Given task:
Omit images. Retype all entries verbatim.
## BEGIN Provided material
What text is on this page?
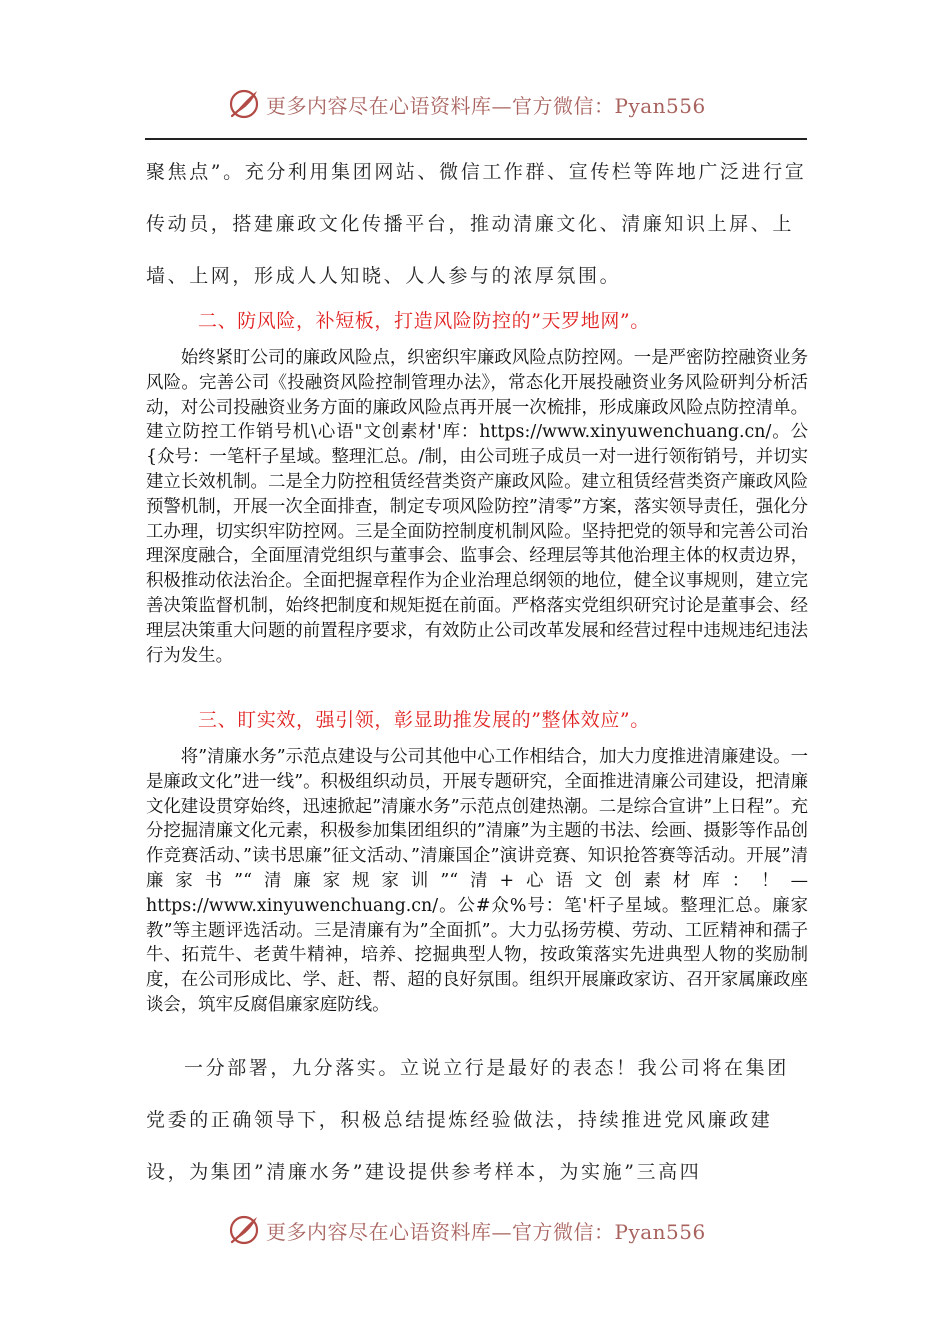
更多内容尽在心语资料库—官方微信：Pyan556

聚焦点”。充分利用集团网站、微信工作群、宣传栏等阵地广泛进行宣传动员，搭建廉政文化传播平台，推动清廉文化、清廉知识上屏、上墙、上网，形成人人知晓、人人参与的浓厚氛围。

二、防风险，补短板，打造风险防控的”天罗地网”。

始终紧盯公司的廉政风险点，织密织牢廉政风险点防控网。一是严密防控融资业务风险。完善公司《投融资风险控制管理办法》，常态化开展投融资业务风险研判分析活动，对公司投融资业务方面的廉政风险点再开展一次梳排，形成廉政风险点防控清单。建立防控工作销号机\心语"文创素材'库：https://www.xinyuwenchuang.cn/。公{众号：一笔杆子星域。整理汇总。/制，由公司班子成员一对一进行领衔销号，并切实建立长效机制。二是全力防控租赁经营类资产廉政风险。建立租赁经营类资产廉政风险预警机制，开展一次全面排查，制定专项风险防控”清零”方案，落实领导责任，强化分工办理，切实织牢防控网。三是全面防控制度机制风险。坚持把党的领导和完善公司治理深度融合，全面厘清党组织与董事会、监事会、经理层等其他治理主体的权责边界，积极推动依法治企。全面把握章程作为企业治理总纲领的地位，健全议事规则，建立完善决策监督机制，始终把制度和规矩挺在前面。严格落实党组织研究讨论是董事会、经理层决策重大问题的前置程序要求，有效防止公司改革发展和经营过程中违规违纪违法行为发生。

三、盯实效，强引领，彰显助推发展的”整体效应”。

将”清廉水务”示范点建设与公司其他中心工作相结合，加大力度推进清廉建设。一是廉政文化”进一线”。积极组织动员，开展专题研究，全面推进清廉公司建设，把清廉文化建设贯穿始终，迅速掀起”清廉水务”示范点创建热潮。二是综合宣讲”上日程”。充分挖掘清廉文化元素，积极参加集团组织的”清廉”为主题的书法、绘画、摄影等作品创作竞赛活动、”读书思廉”征文活动、”清廉国企”演讲竞赛、知识抢答赛等活动。开展”清廉家书”“清廉家规家训”“清+心语文创素材库：！—https://www.xinyuwenchuang.cn/。公#众%号：笔'杆子星域。整理汇总。廉家教”等主题评选活动。三是清廉有为”全面抓”。大力弘扬劳模、劳动、工匠精神和孺子牛、拓荒牛、老黄牛精神，培养、挖掘典型人物，按政策落实先进典型人物的奖励制度，在公司形成比、学、赶、帮、超的良好氛围。组织开展廉政家访、召开家属廉政座谈会，筑牢反腐倡廉家庭防线。

一分部署，九分落实。立说立行是最好的表态！我公司将在集团党委的正确领导下，积极总结提炼经验做法，持续推进党风廉政建设，为集团”清廉水务”建设提供参考样本，为实施”三高四

更多内容尽在心语资料库—官方微信：Pyan556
## END Provided material
Task answer:
What text is on this page?
更多内容尽在心语资料库—官方微信：Pyan556

聚焦点”。充分利用集团网站、微信工作群、宣传栏等阵地广泛进行宣传动员，搭建廉政文化传播平台，推动清廉文化、清廉知识上屏、上墙、上网，形成人人知晓、人人参与的浓厚氛围。

二、防风险，补短板，打造风险防控的”天罗地网”。

始终紧盯公司的廉政风险点，织密织牢廉政风险点防控网。一是严密防控融资业务风险。完善公司《投融资风险控制管理办法》，常态化开展投融资业务风险研判分析活动，对公司投融资业务方面的廉政风险点再开展一次梳排，形成廉政风险点防控清单。建立防控工作销号机\心语"文创素材'库：https://www.xinyuwenchuang.cn/。公{众号：一笔杆子星域。整理汇总。/制，由公司班子成员一对一进行领衔销号，并切实建立长效机制。二是全力防控租赁经营类资产廉政风险。建立租赁经营类资产廉政风险预警机制，开展一次全面排查，制定专项风险防控”清零”方案，落实领导责任，强化分工办理，切实织牢防控网。三是全面防控制度机制风险。坚持把党的领导和完善公司治理深度融合，全面厘清党组织与董事会、监事会、经理层等其他治理主体的权责边界，积极推动依法治企。全面把握章程作为企业治理总纲领的地位，健全议事规则，建立完善决策监督机制，始终把制度和规矩挺在前面。严格落实党组织研究讨论是董事会、经理层决策重大问题的前置程序要求，有效防止公司改革发展和经营过程中违规违纪违法行为发生。

三、盯实效，强引领，彰显助推发展的”整体效应”。

将”清廉水务”示范点建设与公司其他中心工作相结合，加大力度推进清廉建设。一是廉政文化”进一线”。积极组织动员，开展专题研究，全面推进清廉公司建设，把清廉文化建设贯穿始终，迅速掀起”清廉水务”示范点创建热潮。二是综合宣讲”上日程”。充分挖掘清廉文化元素，积极参加集团组织的”清廉”为主题的书法、绘画、摄影等作品创作竞赛活动、”读书思廉”征文活动、”清廉国企”演讲竞赛、知识抢答赛等活动。开展”清廉家书”“清廉家规家训”“清+心语文创素材库：！—https://www.xinyuwenchuang.cn/。公#众%号：笔'杆子星域。整理汇总。廉家教”等主题评选活动。三是清廉有为”全面抓”。大力弘扬劳模、劳动、工匠精神和孺子牛、拓荒牛、老黄牛精神，培养、挖掘典型人物，按政策落实先进典型人物的奖励制度，在公司形成比、学、赶、帮、超的良好氛围。组织开展廉政家访、召开家属廉政座谈会，筑牢反腐倡廉家庭防线。

一分部署，九分落实。立说立行是最好的表态！我公司将在集团党委的正确领导下，积极总结提炼经验做法，持续推进党风廉政建设，为集团”清廉水务”建设提供参考样本，为实施”三高四

更多内容尽在心语资料库—官方微信：Pyan556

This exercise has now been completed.